* Exercise *
Using the records provided below, locate and copy each line that contains the word "threshold".

(Dataset listings of figures)
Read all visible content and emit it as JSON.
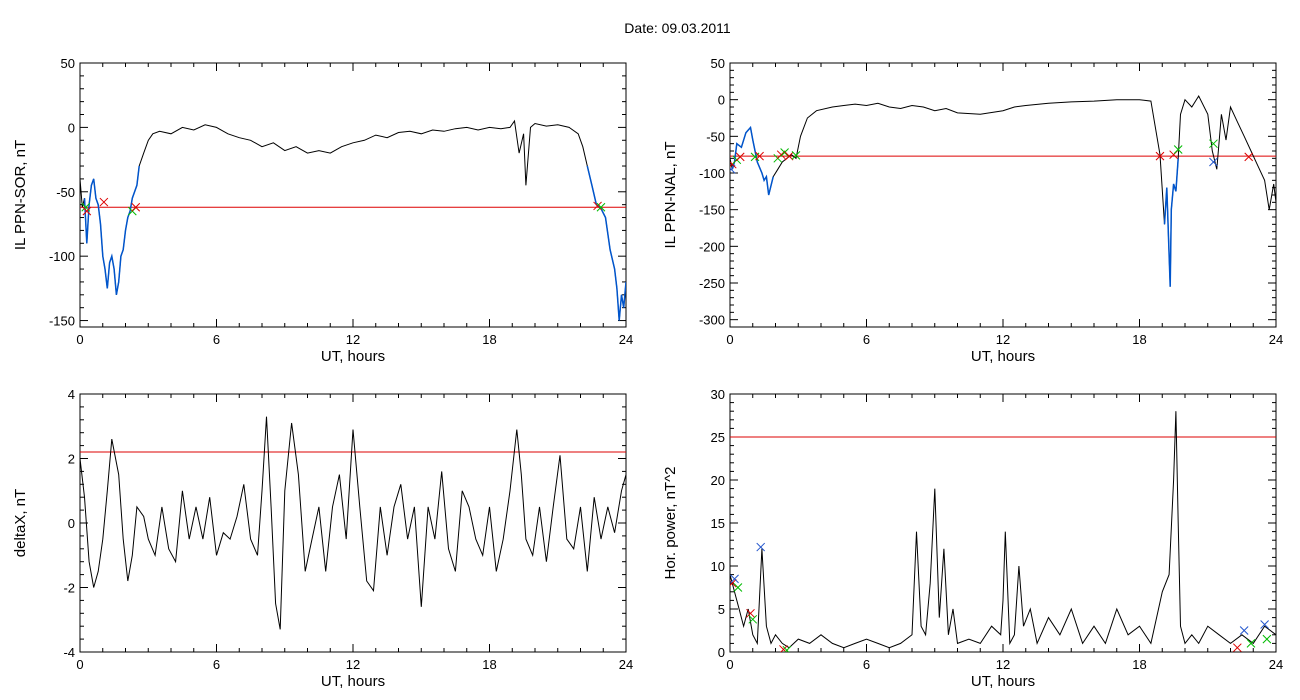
{
  "figure": {
    "title": "Date:  09.03.2011"
  },
  "chart_data": [
    {
      "type": "line",
      "id": "p1",
      "xlabel": "UT, hours",
      "ylabel": "IL PPN-SOR, nT",
      "xlim": [
        0,
        24
      ],
      "ylim": [
        -155,
        50
      ],
      "xticks": [
        0,
        6,
        12,
        18,
        24
      ],
      "yticks": [
        -150,
        -100,
        -50,
        0,
        50
      ],
      "threshold": -62,
      "colors": {
        "line": "#000000",
        "highlight": "#0055cc",
        "threshold": "#dd0000",
        "mark_a": "#dd0000",
        "mark_b": "#00bb00"
      },
      "series": [
        {
          "role": "signal",
          "x": [
            0,
            0.1,
            0.2,
            0.3,
            0.4,
            0.5,
            0.6,
            0.7,
            0.8,
            0.9,
            1.0,
            1.1,
            1.2,
            1.3,
            1.4,
            1.5,
            1.6,
            1.7,
            1.8,
            1.9,
            2.0,
            2.1,
            2.2,
            2.3,
            2.4,
            2.5,
            2.6,
            2.8,
            3.0,
            3.2,
            3.5,
            4.0,
            4.5,
            5.0,
            5.5,
            6.0,
            6.5,
            7.0,
            7.5,
            8.0,
            8.5,
            9.0,
            9.5,
            10.0,
            10.5,
            11.0,
            11.5,
            12.0,
            12.5,
            13.0,
            13.5,
            14.0,
            14.5,
            15.0,
            15.5,
            16.0,
            16.5,
            17.0,
            17.5,
            18.0,
            18.5,
            18.9,
            19.1,
            19.3,
            19.5,
            19.6,
            19.8,
            20.0,
            20.5,
            21.0,
            21.5,
            21.9,
            22.1,
            22.3,
            22.5,
            22.7,
            22.9,
            23.1,
            23.3,
            23.5,
            23.6,
            23.7,
            23.8,
            23.9,
            24.0
          ],
          "y": [
            -40,
            -62,
            -55,
            -90,
            -60,
            -45,
            -40,
            -55,
            -60,
            -75,
            -100,
            -110,
            -125,
            -105,
            -100,
            -110,
            -130,
            -120,
            -100,
            -95,
            -80,
            -70,
            -65,
            -55,
            -50,
            -45,
            -30,
            -20,
            -10,
            -5,
            -3,
            -5,
            0,
            -2,
            2,
            0,
            -5,
            -8,
            -10,
            -15,
            -12,
            -18,
            -15,
            -20,
            -18,
            -20,
            -15,
            -12,
            -10,
            -6,
            -8,
            -4,
            -3,
            -5,
            -2,
            -3,
            -1,
            0,
            -2,
            0,
            -1,
            0,
            5,
            -20,
            -5,
            -45,
            0,
            3,
            1,
            2,
            0,
            -5,
            -15,
            -30,
            -45,
            -60,
            -63,
            -70,
            -95,
            -110,
            -125,
            -150,
            -130,
            -140,
            -120
          ],
          "highlight_ranges": [
            [
              0.2,
              2.6
            ],
            [
              22.3,
              24.0
            ]
          ]
        }
      ],
      "markers": [
        {
          "x": 0.25,
          "y": -62,
          "kind": "b"
        },
        {
          "x": 0.3,
          "y": -65,
          "kind": "a"
        },
        {
          "x": 1.05,
          "y": -58,
          "kind": "a"
        },
        {
          "x": 2.3,
          "y": -65,
          "kind": "b"
        },
        {
          "x": 2.45,
          "y": -62,
          "kind": "a"
        },
        {
          "x": 22.75,
          "y": -61,
          "kind": "a"
        },
        {
          "x": 22.9,
          "y": -62,
          "kind": "b"
        }
      ]
    },
    {
      "type": "line",
      "id": "p2",
      "xlabel": "UT, hours",
      "ylabel": "IL PPN-NAL, nT",
      "xlim": [
        0,
        24
      ],
      "ylim": [
        -310,
        50
      ],
      "xticks": [
        0,
        6,
        12,
        18,
        24
      ],
      "yticks": [
        -300,
        -250,
        -200,
        -150,
        -100,
        -50,
        0,
        50
      ],
      "threshold": -77,
      "colors": {
        "line": "#000000",
        "highlight": "#0055cc",
        "threshold": "#dd0000",
        "mark_a": "#dd0000",
        "mark_b": "#00bb00",
        "mark_c": "#2255cc"
      },
      "series": [
        {
          "role": "signal",
          "x": [
            0,
            0.1,
            0.2,
            0.3,
            0.5,
            0.7,
            0.9,
            1.0,
            1.2,
            1.4,
            1.5,
            1.6,
            1.7,
            1.9,
            2.1,
            2.3,
            2.5,
            2.7,
            2.9,
            3.1,
            3.4,
            3.8,
            4.5,
            5.0,
            5.5,
            6.0,
            6.5,
            7.0,
            7.5,
            8.0,
            8.5,
            9.0,
            9.5,
            10.0,
            11.0,
            12.0,
            12.5,
            13.0,
            14.0,
            15.0,
            16.0,
            17.0,
            18.0,
            18.5,
            18.9,
            19.1,
            19.2,
            19.35,
            19.4,
            19.5,
            19.6,
            19.7,
            19.8,
            20.0,
            20.3,
            20.6,
            21.0,
            21.2,
            21.4,
            21.6,
            21.8,
            22.0,
            22.3,
            22.6,
            22.9,
            23.2,
            23.5,
            23.7,
            23.9,
            24.0
          ],
          "y": [
            -80,
            -95,
            -85,
            -60,
            -65,
            -45,
            -38,
            -55,
            -85,
            -100,
            -110,
            -105,
            -130,
            -105,
            -95,
            -85,
            -80,
            -75,
            -80,
            -50,
            -25,
            -15,
            -10,
            -8,
            -6,
            -8,
            -5,
            -10,
            -12,
            -8,
            -10,
            -15,
            -12,
            -18,
            -20,
            -15,
            -10,
            -8,
            -5,
            -3,
            -2,
            0,
            0,
            -2,
            -75,
            -170,
            -120,
            -255,
            -150,
            -115,
            -125,
            -80,
            -20,
            0,
            -10,
            5,
            -20,
            -70,
            -95,
            -20,
            -55,
            -10,
            -30,
            -50,
            -70,
            -90,
            -110,
            -150,
            -115,
            -140
          ],
          "highlight_ranges": [
            [
              0.1,
              1.9
            ],
            [
              18.95,
              19.75
            ]
          ]
        }
      ],
      "markers": [
        {
          "x": 0.05,
          "y": -95,
          "kind": "c"
        },
        {
          "x": 0.1,
          "y": -88,
          "kind": "a"
        },
        {
          "x": 0.3,
          "y": -82,
          "kind": "b"
        },
        {
          "x": 0.45,
          "y": -78,
          "kind": "a"
        },
        {
          "x": 1.1,
          "y": -78,
          "kind": "b"
        },
        {
          "x": 1.3,
          "y": -77,
          "kind": "a"
        },
        {
          "x": 2.1,
          "y": -80,
          "kind": "b"
        },
        {
          "x": 2.25,
          "y": -75,
          "kind": "a"
        },
        {
          "x": 2.4,
          "y": -72,
          "kind": "b"
        },
        {
          "x": 2.6,
          "y": -77,
          "kind": "a"
        },
        {
          "x": 2.9,
          "y": -76,
          "kind": "b"
        },
        {
          "x": 18.9,
          "y": -77,
          "kind": "a"
        },
        {
          "x": 19.5,
          "y": -75,
          "kind": "a"
        },
        {
          "x": 19.7,
          "y": -68,
          "kind": "b"
        },
        {
          "x": 21.25,
          "y": -85,
          "kind": "c"
        },
        {
          "x": 21.25,
          "y": -60,
          "kind": "b"
        },
        {
          "x": 22.8,
          "y": -78,
          "kind": "a"
        }
      ]
    },
    {
      "type": "line",
      "id": "p3",
      "xlabel": "UT, hours",
      "ylabel": "deltaX, nT",
      "xlim": [
        0,
        24
      ],
      "ylim": [
        -4,
        4
      ],
      "xticks": [
        0,
        6,
        12,
        18,
        24
      ],
      "yticks": [
        -4,
        -2,
        0,
        2,
        4
      ],
      "threshold": 2.2,
      "colors": {
        "line": "#000000",
        "threshold": "#dd0000"
      },
      "series": [
        {
          "role": "signal",
          "x": [
            0,
            0.2,
            0.4,
            0.6,
            0.8,
            1.0,
            1.2,
            1.4,
            1.7,
            1.9,
            2.1,
            2.3,
            2.5,
            2.8,
            3.0,
            3.3,
            3.6,
            3.9,
            4.2,
            4.5,
            4.8,
            5.1,
            5.4,
            5.7,
            6.0,
            6.3,
            6.6,
            6.9,
            7.2,
            7.5,
            7.8,
            8.0,
            8.2,
            8.4,
            8.6,
            8.8,
            9.0,
            9.3,
            9.6,
            9.9,
            10.2,
            10.5,
            10.8,
            11.1,
            11.4,
            11.7,
            12.0,
            12.3,
            12.6,
            12.9,
            13.2,
            13.5,
            13.8,
            14.1,
            14.4,
            14.7,
            15.0,
            15.3,
            15.6,
            15.9,
            16.2,
            16.5,
            16.8,
            17.1,
            17.4,
            17.7,
            18.0,
            18.3,
            18.6,
            18.9,
            19.2,
            19.4,
            19.6,
            19.9,
            20.2,
            20.5,
            20.8,
            21.1,
            21.4,
            21.7,
            22.0,
            22.3,
            22.6,
            22.9,
            23.2,
            23.5,
            23.8,
            24.0
          ],
          "y": [
            2.0,
            0.8,
            -1.2,
            -2.0,
            -1.5,
            -0.5,
            1.0,
            2.6,
            1.5,
            -0.5,
            -1.8,
            -1.0,
            0.5,
            0.2,
            -0.5,
            -1.0,
            0.5,
            -0.8,
            -1.2,
            1.0,
            -0.5,
            0.5,
            -0.5,
            0.8,
            -1.0,
            -0.3,
            -0.5,
            0.2,
            1.2,
            -0.5,
            -1.0,
            1.0,
            3.3,
            0.5,
            -2.5,
            -3.3,
            1.0,
            3.1,
            1.5,
            -1.5,
            -0.5,
            0.5,
            -1.5,
            0.5,
            1.5,
            -0.5,
            2.9,
            0.5,
            -1.8,
            -2.1,
            0.5,
            -1.0,
            0.5,
            1.2,
            -0.5,
            0.5,
            -2.6,
            0.5,
            -0.5,
            1.6,
            -0.8,
            -1.5,
            1.0,
            0.5,
            -0.5,
            -1.0,
            0.5,
            -1.5,
            -0.5,
            1.0,
            2.9,
            1.5,
            -0.5,
            -1.0,
            0.5,
            -1.2,
            0.5,
            2.1,
            -0.5,
            -0.8,
            0.5,
            -1.5,
            0.8,
            -0.5,
            0.5,
            -0.3,
            1.0,
            1.5
          ]
        }
      ],
      "markers": []
    },
    {
      "type": "line",
      "id": "p4",
      "xlabel": "UT, hours",
      "ylabel": "Hor. power, nT^2",
      "xlim": [
        0,
        24
      ],
      "ylim": [
        0,
        30
      ],
      "xticks": [
        0,
        6,
        12,
        18,
        24
      ],
      "yticks": [
        0,
        5,
        10,
        15,
        20,
        25,
        30
      ],
      "threshold": 25,
      "colors": {
        "line": "#000000",
        "threshold": "#dd0000",
        "mark_a": "#dd0000",
        "mark_b": "#00bb00",
        "mark_c": "#2255cc"
      },
      "series": [
        {
          "role": "signal",
          "x": [
            0,
            0.2,
            0.4,
            0.6,
            0.8,
            1.0,
            1.2,
            1.4,
            1.6,
            1.8,
            2.0,
            2.3,
            2.6,
            3.0,
            3.5,
            4.0,
            4.5,
            5.0,
            5.5,
            6.0,
            6.5,
            7.0,
            7.5,
            8.0,
            8.2,
            8.4,
            8.6,
            8.8,
            9.0,
            9.2,
            9.4,
            9.6,
            9.8,
            10.0,
            10.5,
            11.0,
            11.5,
            11.9,
            12.0,
            12.1,
            12.3,
            12.5,
            12.7,
            12.9,
            13.2,
            13.5,
            14.0,
            14.5,
            15.0,
            15.5,
            16.0,
            16.5,
            17.0,
            17.5,
            18.0,
            18.5,
            19.0,
            19.3,
            19.5,
            19.6,
            19.7,
            19.8,
            20.0,
            20.3,
            20.6,
            21.0,
            21.5,
            22.0,
            22.5,
            23.0,
            23.5,
            24.0
          ],
          "y": [
            9,
            7,
            5,
            3,
            5,
            2,
            1,
            12,
            3,
            1,
            2,
            1,
            0.5,
            1.5,
            1,
            2,
            1,
            0.5,
            1,
            1.5,
            1,
            0.5,
            1,
            2,
            14,
            3,
            2,
            8,
            19,
            4,
            12,
            2,
            5,
            1,
            1.5,
            1,
            3,
            2,
            6,
            14,
            1,
            2,
            10,
            3,
            5,
            1,
            4,
            2,
            5,
            1,
            3,
            1,
            5,
            2,
            3,
            1,
            7,
            9,
            20,
            28,
            15,
            3,
            1,
            2,
            1,
            3,
            2,
            1,
            2,
            1,
            3,
            2
          ]
        }
      ],
      "markers": [
        {
          "x": 0.1,
          "y": 8,
          "kind": "a"
        },
        {
          "x": 0.2,
          "y": 8.5,
          "kind": "c"
        },
        {
          "x": 0.35,
          "y": 7.5,
          "kind": "b"
        },
        {
          "x": 0.9,
          "y": 4.5,
          "kind": "a"
        },
        {
          "x": 1.0,
          "y": 3.8,
          "kind": "b"
        },
        {
          "x": 1.35,
          "y": 12.2,
          "kind": "c"
        },
        {
          "x": 2.35,
          "y": 0.3,
          "kind": "a"
        },
        {
          "x": 2.5,
          "y": 0.2,
          "kind": "b"
        },
        {
          "x": 22.3,
          "y": 0.5,
          "kind": "a"
        },
        {
          "x": 22.6,
          "y": 2.5,
          "kind": "c"
        },
        {
          "x": 22.9,
          "y": 1.0,
          "kind": "b"
        },
        {
          "x": 23.5,
          "y": 3.2,
          "kind": "c"
        },
        {
          "x": 23.6,
          "y": 1.5,
          "kind": "b"
        }
      ]
    }
  ]
}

* Output for this exercise *
      "threshold": -62,
        "threshold": "#dd0000",
      "threshold": -77,
        "threshold": "#dd0000",
      "threshold": 2.2,
        "threshold": "#dd0000"
      "threshold": 25,
        "threshold": "#dd0000",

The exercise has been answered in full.